Húsavík (/is/) is a town in Norðurþing municipality on the northeast coast of Iceland on the shores of Skjálfandi bay with 2,485 inhabitants. The most famous landmark of the town is the wooden church Húsavíkurkirkja, built in 1907. Húsavík is served by Húsavík Airport.

==Overview==
Here income is derived from tourism and fishing, as well as from retail and small industries. Until 2004, Húsavík was the export harbour for silica that was extracted from nearby lake Mývatn.

According to the Landnámabók ("Book of Settlement"), Húsavík was the first place in Iceland to be settled in by a Norseman. The Swedish Viking Garðar Svavarsson stayed there for one winter around 870 A.D. When he left the island in spring of 870, after a winter's stay, he left behind a man named Náttfari and two slaves, a man and a woman, and they established a farm there. The name of the town means "bay of houses", probably referring to Garðar's homestead, which was probably the only houses then in Iceland.

==Tourism==
Húsavík has become a centre of whale watching in Iceland due to whales of different species that frequently enter the bay.
The Húsavík Whale Museum is located in the town centre by the harbour.

In the town there is also a civic museum of culture and biology.
Among other things, it shows a stuffed polar bear (arrived in Grímsey in 1969) and ancient boats.

Each year in mid July, Húsavík holds a festival called Mærudagar /is/, which translates to “Candy Days”. Thousands of people from all over Iceland come to the tiny town to enjoy this occasion which consists of music, colourful decorations, and an array of food and drink.

Húsavík is also home to The Exploration Museum, a museum of the history of human exploration. A monument honouring the Apollo astronauts who got trained up around Húsavík during the 1960s is located outside the museum.

The Eurovision Museum, dedicated to the Eurovision Song Contest, had its soft opening in October 2021, with the official grand opening in 2022.

Items from a data source:
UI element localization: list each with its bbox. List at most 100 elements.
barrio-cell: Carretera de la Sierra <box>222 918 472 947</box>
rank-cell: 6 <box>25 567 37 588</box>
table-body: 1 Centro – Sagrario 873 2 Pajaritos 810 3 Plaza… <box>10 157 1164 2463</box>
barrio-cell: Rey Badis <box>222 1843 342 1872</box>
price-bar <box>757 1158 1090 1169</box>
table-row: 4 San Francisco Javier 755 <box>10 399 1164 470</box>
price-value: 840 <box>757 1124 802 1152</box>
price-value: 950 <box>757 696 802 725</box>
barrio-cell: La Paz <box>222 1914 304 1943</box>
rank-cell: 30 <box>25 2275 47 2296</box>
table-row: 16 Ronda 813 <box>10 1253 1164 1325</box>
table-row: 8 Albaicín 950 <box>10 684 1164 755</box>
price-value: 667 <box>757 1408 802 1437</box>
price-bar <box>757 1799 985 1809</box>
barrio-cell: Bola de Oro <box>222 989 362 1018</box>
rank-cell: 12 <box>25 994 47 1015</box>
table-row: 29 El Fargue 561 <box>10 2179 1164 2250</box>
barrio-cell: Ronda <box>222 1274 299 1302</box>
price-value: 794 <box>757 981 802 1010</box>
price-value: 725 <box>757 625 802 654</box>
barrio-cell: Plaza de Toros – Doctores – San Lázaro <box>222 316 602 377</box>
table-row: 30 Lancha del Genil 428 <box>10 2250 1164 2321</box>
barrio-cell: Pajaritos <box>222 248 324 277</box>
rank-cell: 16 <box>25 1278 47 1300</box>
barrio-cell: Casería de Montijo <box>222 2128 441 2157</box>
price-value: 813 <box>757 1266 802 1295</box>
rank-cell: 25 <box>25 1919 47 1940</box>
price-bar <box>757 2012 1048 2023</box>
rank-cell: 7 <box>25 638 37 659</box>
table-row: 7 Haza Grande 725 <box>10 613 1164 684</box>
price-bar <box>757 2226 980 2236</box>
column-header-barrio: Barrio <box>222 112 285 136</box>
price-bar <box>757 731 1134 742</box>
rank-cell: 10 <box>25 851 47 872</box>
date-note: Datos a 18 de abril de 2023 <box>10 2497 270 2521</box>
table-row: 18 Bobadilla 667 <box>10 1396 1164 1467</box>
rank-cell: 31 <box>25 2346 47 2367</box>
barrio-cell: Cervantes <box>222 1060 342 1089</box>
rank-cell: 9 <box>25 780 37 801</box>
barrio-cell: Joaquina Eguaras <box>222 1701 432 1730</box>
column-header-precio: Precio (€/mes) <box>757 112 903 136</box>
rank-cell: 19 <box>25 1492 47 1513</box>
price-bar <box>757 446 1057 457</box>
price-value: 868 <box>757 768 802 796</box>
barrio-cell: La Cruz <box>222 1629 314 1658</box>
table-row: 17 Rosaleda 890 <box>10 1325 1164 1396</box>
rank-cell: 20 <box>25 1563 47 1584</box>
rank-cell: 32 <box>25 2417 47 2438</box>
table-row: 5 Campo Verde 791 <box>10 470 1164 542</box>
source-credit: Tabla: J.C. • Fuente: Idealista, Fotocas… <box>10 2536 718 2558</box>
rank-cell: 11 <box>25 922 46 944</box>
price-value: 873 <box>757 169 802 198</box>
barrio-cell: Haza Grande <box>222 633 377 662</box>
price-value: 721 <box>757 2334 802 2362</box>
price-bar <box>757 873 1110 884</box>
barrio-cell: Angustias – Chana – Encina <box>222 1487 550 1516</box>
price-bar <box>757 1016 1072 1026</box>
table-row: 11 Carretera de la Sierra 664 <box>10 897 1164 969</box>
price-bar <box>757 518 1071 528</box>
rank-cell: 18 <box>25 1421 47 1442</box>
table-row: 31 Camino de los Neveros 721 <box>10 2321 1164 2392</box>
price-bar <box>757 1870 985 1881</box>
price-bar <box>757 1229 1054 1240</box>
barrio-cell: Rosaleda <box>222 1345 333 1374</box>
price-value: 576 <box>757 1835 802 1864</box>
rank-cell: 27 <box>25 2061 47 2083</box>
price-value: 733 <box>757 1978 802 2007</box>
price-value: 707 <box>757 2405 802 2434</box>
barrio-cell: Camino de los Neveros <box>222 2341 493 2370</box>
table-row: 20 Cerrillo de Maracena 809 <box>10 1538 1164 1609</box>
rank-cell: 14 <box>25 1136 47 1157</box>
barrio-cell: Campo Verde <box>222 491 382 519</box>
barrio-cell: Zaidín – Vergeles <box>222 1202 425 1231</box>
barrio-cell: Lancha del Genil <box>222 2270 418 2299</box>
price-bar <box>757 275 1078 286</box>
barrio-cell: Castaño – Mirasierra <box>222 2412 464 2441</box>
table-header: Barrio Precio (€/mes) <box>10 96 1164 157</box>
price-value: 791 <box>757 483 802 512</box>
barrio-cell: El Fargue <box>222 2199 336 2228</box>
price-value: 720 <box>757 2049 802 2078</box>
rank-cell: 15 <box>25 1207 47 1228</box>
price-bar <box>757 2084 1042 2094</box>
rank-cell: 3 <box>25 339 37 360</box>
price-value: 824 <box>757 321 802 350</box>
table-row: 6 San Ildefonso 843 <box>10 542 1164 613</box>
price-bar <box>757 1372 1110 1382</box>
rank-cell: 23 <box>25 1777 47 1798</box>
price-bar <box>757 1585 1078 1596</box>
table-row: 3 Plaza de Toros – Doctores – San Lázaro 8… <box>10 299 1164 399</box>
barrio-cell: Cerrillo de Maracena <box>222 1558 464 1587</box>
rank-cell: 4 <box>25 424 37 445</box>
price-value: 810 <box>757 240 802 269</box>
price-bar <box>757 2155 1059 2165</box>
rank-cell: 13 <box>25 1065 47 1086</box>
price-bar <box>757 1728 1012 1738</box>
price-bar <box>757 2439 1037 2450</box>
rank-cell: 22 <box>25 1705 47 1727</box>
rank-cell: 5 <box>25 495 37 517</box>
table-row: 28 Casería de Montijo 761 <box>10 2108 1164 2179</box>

■ **What to work on**
a: Using the text on Húsavík, decide whether each statement agrees with it. Answer yes or no for each, and quote the deciding words of the text. (i) The church Húsavíkurkirkja was built in 1907. (ii) Húsavík still serves as the export harbor for silica from lake Mývatn. (iii) The Mærudagar festival takes place every year in mid July.
b: Continue the text on Húsavík from its final sentence, the one about the Eurovision Museum.

■ **Answers for this exercise**
a:
(i) Yes: "the wooden church Húsavíkurkirkja, built in 1907"
(ii) No: "Until 2004, Húsavík was the export harbour for silica that was extracted from nearby lake Mývatn"
(iii) Yes: "Each year in mid July, Húsavík holds a festival called Mærudagar"

b:
The region of Mývatn, with its interesting geology and diverse animal life, is nearby. Jökulsárgljúfur National Park with the horseshoe-shaped canyon Ásbyrgi and the waterfalls Dettifoss, Hafragilsfoss and Selfoss are also not far from the town.

Húsavík Airport is located close to the town. Until 2024, there were regular flights to Reykjavík Airport. The Vaðlaheiðargöng tunnel opened in 2019 which shortened the travel time to Akureyri to within an hour. Flights from Húsavík Airport have therefore ceased.

==Sports==
ÍF Völsungur is the local football club. They last played in Iceland's top tier in the 1988 season. The town also offers many opportunities for recreational sports. A 9 hole golf course, hiking and walking paths, two gym facilities and an outdoor public swimming pool.

==Popular culture==
Húsavík served as the setting of the 2020 Netflix film Eurovision Song Contest: The Story of Fire Saga, a comedic story of two Húsavík natives representing Iceland in the Eurovision Song Contest, with one of the film's songs named after the town. The song itself was nominated for the Academy Award for Best Original Song at the 93rd Academy Awards.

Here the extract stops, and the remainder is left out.